## Aim
Keep only the lines that hold the string "Rural", filtering out the rest of the entries below.

______________________________

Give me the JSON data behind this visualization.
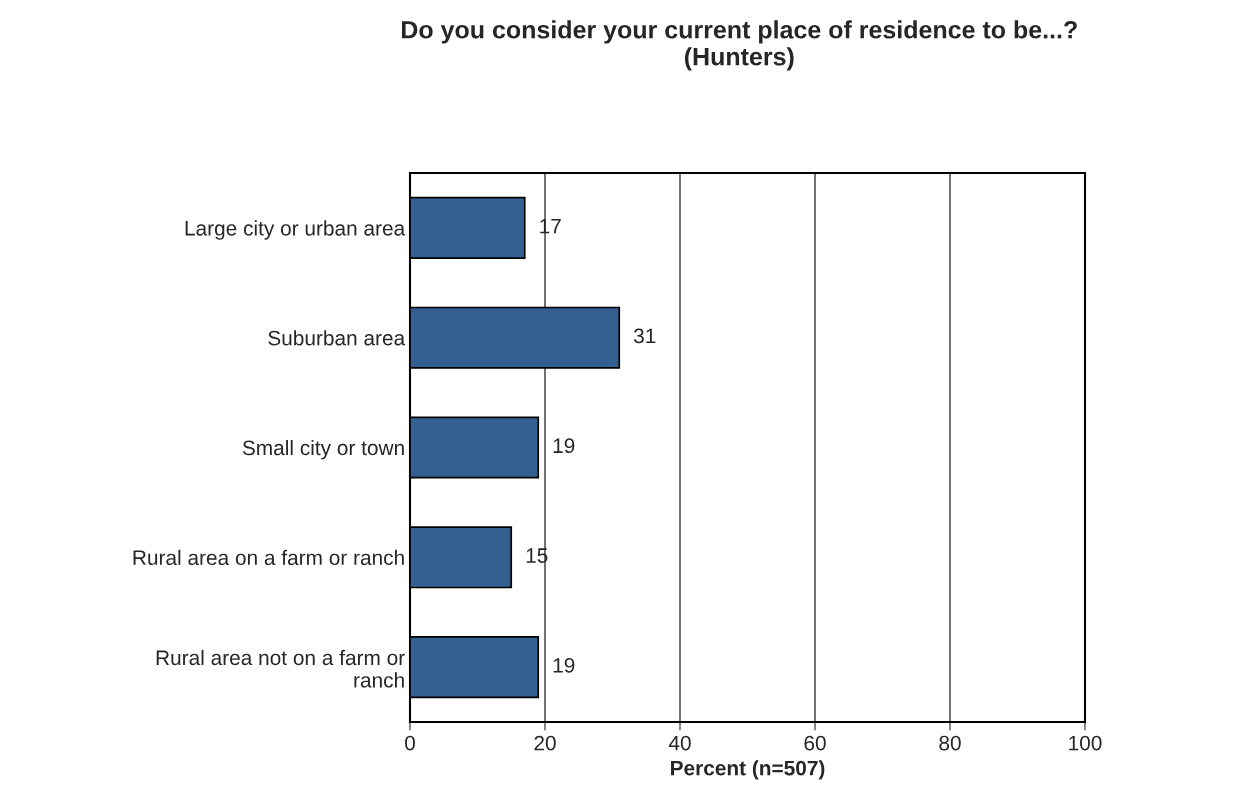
{
  "chart_data": {
    "type": "bar",
    "orientation": "horizontal",
    "title": "Do you consider your current place of residence to be...?\n(Hunters)",
    "xlabel": "Percent (n=507)",
    "categories": [
      "Large city or urban area",
      "Suburban area",
      "Small city or town",
      "Rural area on a farm or ranch",
      "Rural area not on a farm or\nranch"
    ],
    "values": [
      17,
      31,
      19,
      15,
      19
    ],
    "color": "#345f91",
    "xlim": [
      0,
      100
    ],
    "xticks": [
      0,
      20,
      40,
      60,
      80,
      100
    ],
    "grid": "x",
    "data_labels": true,
    "legend": false
  }
}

______________________________

## Answer to the problem
      "Rural area on a farm or ranch",
      "Rural area not on a farm or\nranch"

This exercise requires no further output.